# [Task details]
Pick up the commentary below on Euron Greyjoy and the Dorne characters and keep writing from its last sentence onward.

# [Source]
I’m definitely not a fan of Euron “Crow’s Eye” Greyjoy, and when he sent Victarion on a mission to capture Dany and bring her back as Euron’s bride I laughed, since I am certain that Dany and her dragons can take these guys.  But, I think the Crow’s Eye may have more powers than the ordinary man.

“When I was a boy, I dreamt that I could fly,” he announced.  “When I woke, I couldn’t…or so the maester said.  But what if he lied?”

I think he’s a warg, like Bran.  Bran dreamed about flying when he was in the coma after his fall, and after he woke up his warg skillset was unlocked.  Is his nickname referring to the three-eyed crow, like the one in Bran’s dream, the one that Jojen Meeren refers to?  Has he warged into crows or seagulls or something and “seen” things across the sea that others haven’t?  There’s definitely something going on with him.

Dorne:

The Sand Snakes sound badass!  I wish we got to see more of them.  Even though they’re only barely introduced, my favorite is Nymeria.  First of all, she’s named after the same warrior legend that Arya named her direwolf after.  Second of all, just read this description!  Doesn’t she sound awesome?  I won’t even try to make a picture of her, because the words do a better job of that already than I could:

She appeared suddenly upon a dune, mounted on a golden sand steed with a mane like fine white silk.  Even ahorse, the Lady Nym looked graceful, dressed all in shimmering lilac robes and a great silk cape of cream and copper that lifted at every gust of wind, and made her look as if she might take flight.  Nymeria San was five-and-twenty, and slender as a willow.  Her straight black hair, worn in a long braid bound up with red-gold wire, made a widow’s peak above her dark eyes, just as her father’s had.  With her high cheekbones, full lips, and milk-pale skin, she had all the beauty that her elder sister lacked…

By contrast, I’m very annoyed with the Sand Snake’s cousin, Princess Arianne.  She’s so immature and impatient, and even though it wasn’t what she intended, she is responsible for Myrcella’s injury.  And I think this is a total cop-out:

Prince Oberyn had armed each of his daughters so they need never be defenseless, but Arianne Martell had no weapon but her guile.  And so she smiled and charmed, and asked nothing in return of Cedra, neither word nor nod.

Oh I’m sorry Princess, are you sad that your daddy didn’t make sure you learned how to use a deadly weapon when you were growing up, but all your cousins that were your constant companions did?  Why didn’t you just practice with your cousins, then, if it was something you wanted?!  You’re blaming your father and using him as an excuse for your laziness.  It has been your choice to make a habit of using charm as a weapon instead of wit.  And I do not admire you for it.

# [Supplied data]
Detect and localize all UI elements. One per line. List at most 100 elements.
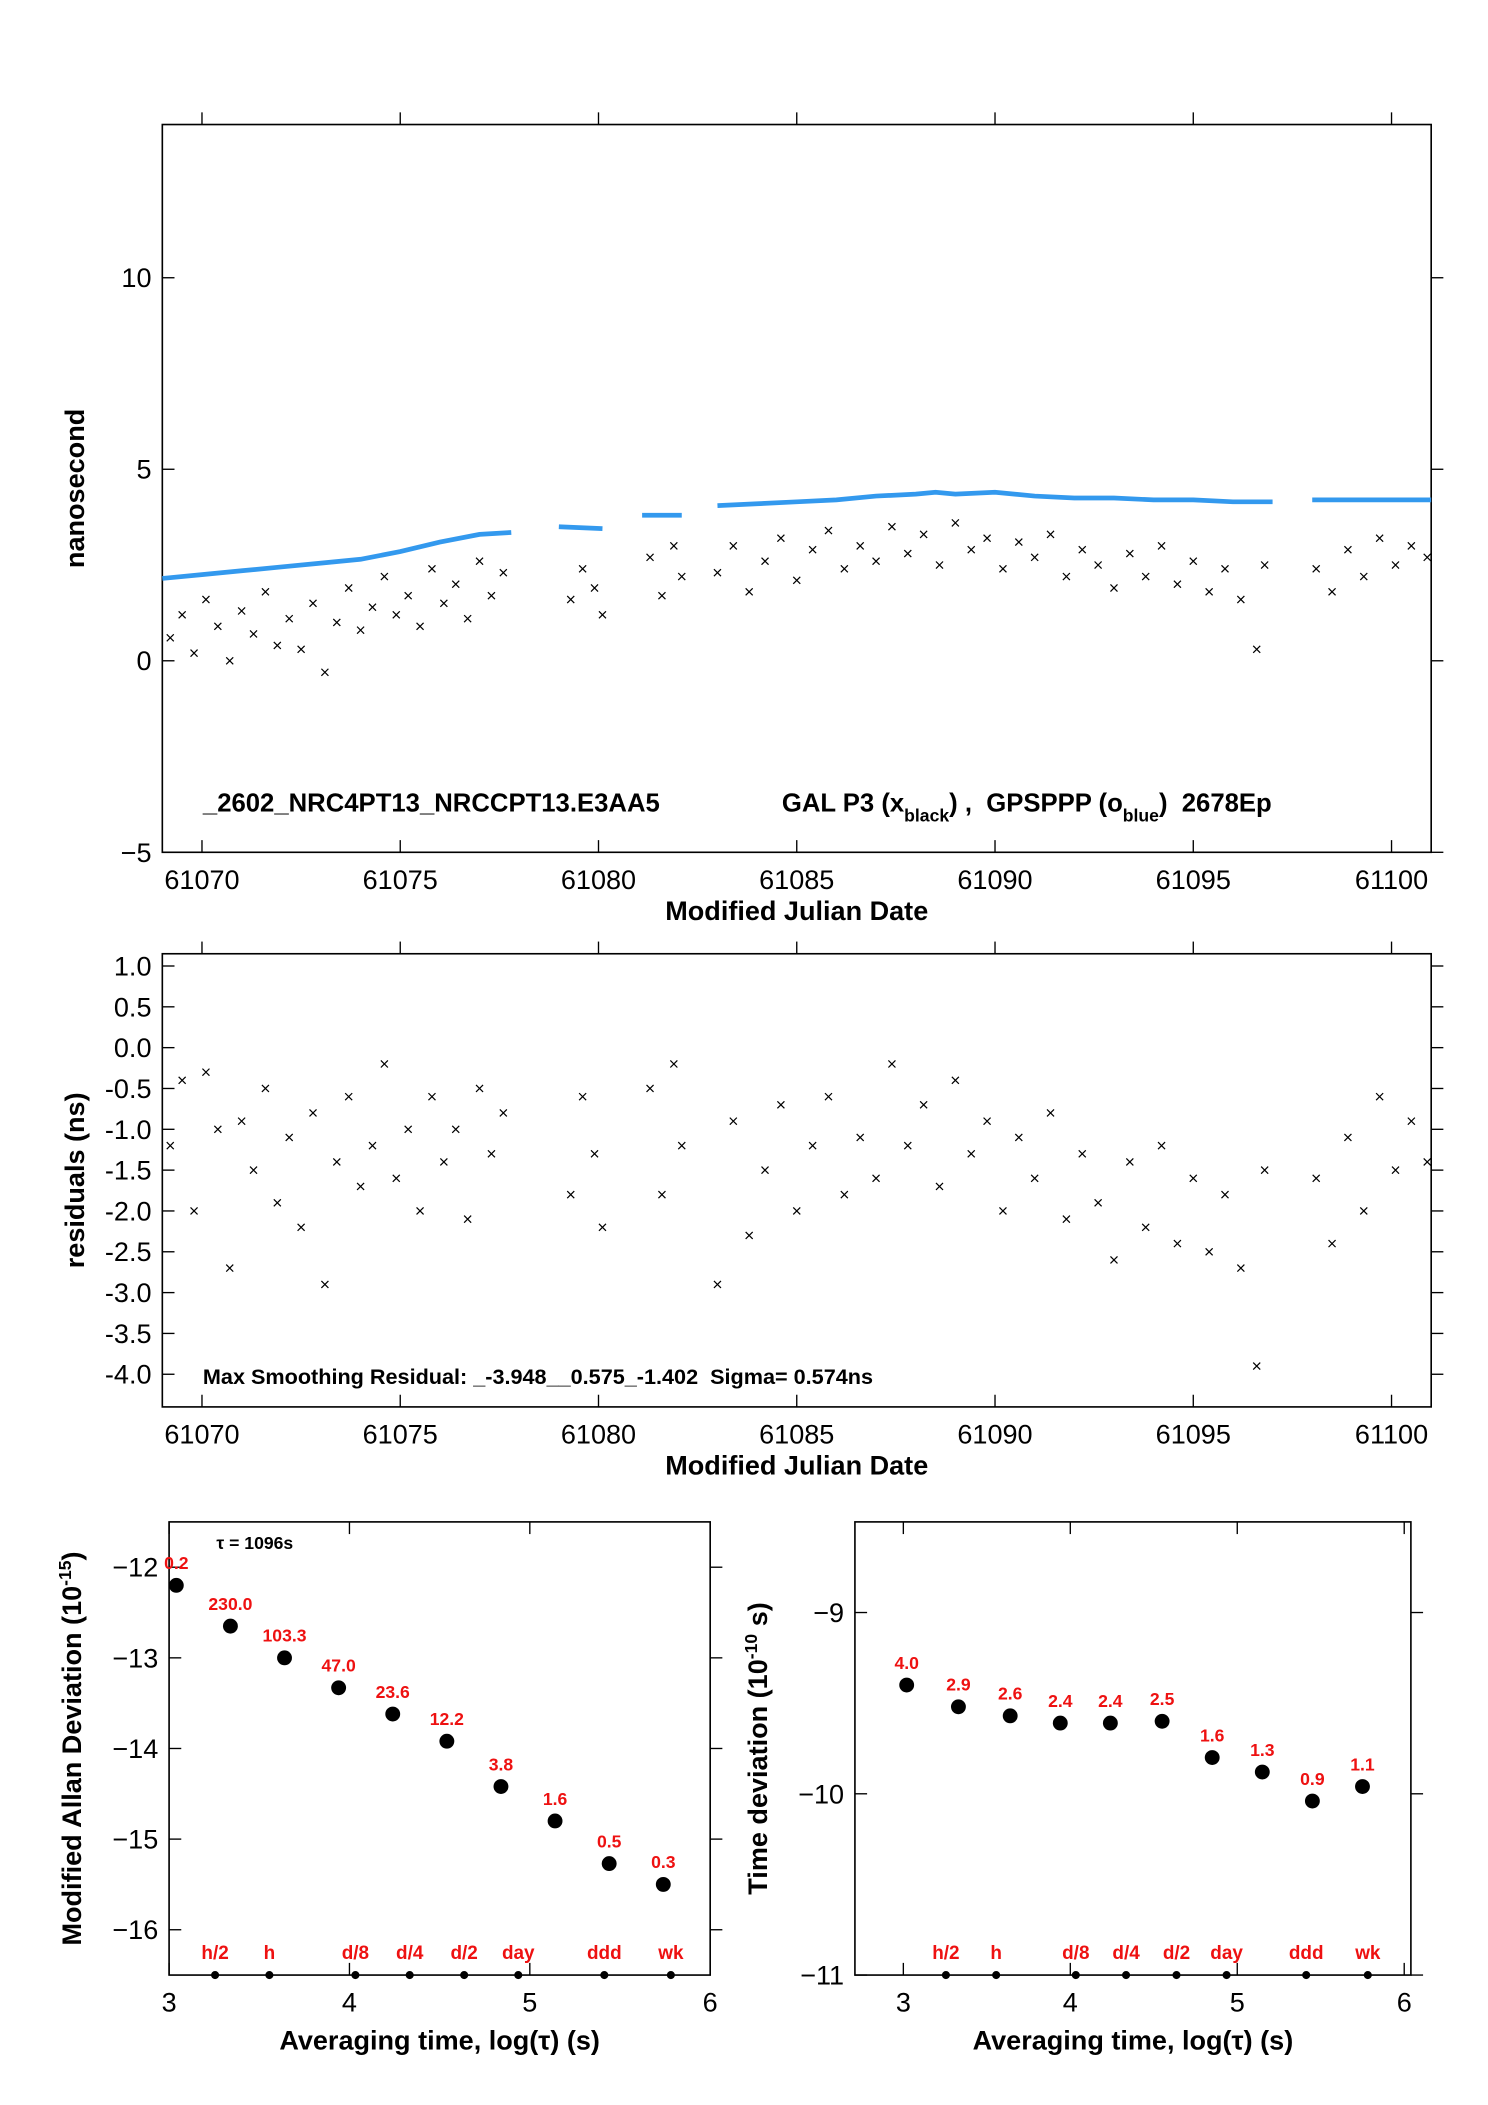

# [Exercise answer]
Black Brothers:

I love the exhange between Jon Snow and Samwell Tarly, when the new Lord Snow forbids his timid friend from referring to himself as a coward.   And I’m so pleased that Sam’s going to become a maester; it suits him perfectly.  I was a little disappointed that Sam didn’t figure out the baby-swap between Gilly and Dahla’s boys sooner, since I thought it was immediately obvious, but I guess his naivete is part of why he’s so lovable.  I do wonder what threats Jon made to convince Gilly to go along with his plan, and it seems he surely must have told her he would kill her baby instantly if she refused.  Which is so unfair, although not the first time in this series where we’ve seen high-born human life valued above low-born.  There was a great quote from Septon Meribald, (the traveling minister who led Brienne to Saltpans), that relates to this:

“It is being common-born that is dangerous, when the great lords play their game of thrones.”

The baby-swap to protect the identity and life of a high-born child, arranged by none other than Jon Snow, seems like another echo of this cycle of repeating history the same way that Bran’s group hiding in the crypts of Winterfell mirrored the Bard’s tale in A Clash of Kings.  If my theory about Jon’s true parentage is correct, then he is unknowingly arranging a fate for another princely baby similar to his own–to grow up thinking he’s a bastard, because the truth of his identity is too dangerous.  It also faintly echoes a trope that repeated several times during A Feast For Crows, of smallfolk claiming they have a royal lineage.   The undergaoler that Jamie questions in the wake of Tywin’s murder has a story about being descended from a princess.  A Hedge knight is offended that Brienne has never heard of,

Ser Clarence Crabb, I said.  I got his blood in me.”

And an innkeeper that Brienne does business with in Duskendale says,

“You’d never know it t’look at me, but I got me royal blood.  Can you see it?”

I guess the prevalence of low-borns claiming noble ancestry might not be related to the high-born baby swap, though–it could just be a sign of the instability in the kingdom in the wake of war, and illustrate that even the people who aren’t able to play the “game of thrones” are striving for power and prestige above their station.  Of course, two of Robert Baratheon’s bastards also appear in the book, (Mya Stone and Gendry), and neither appears to know or claim their parentage.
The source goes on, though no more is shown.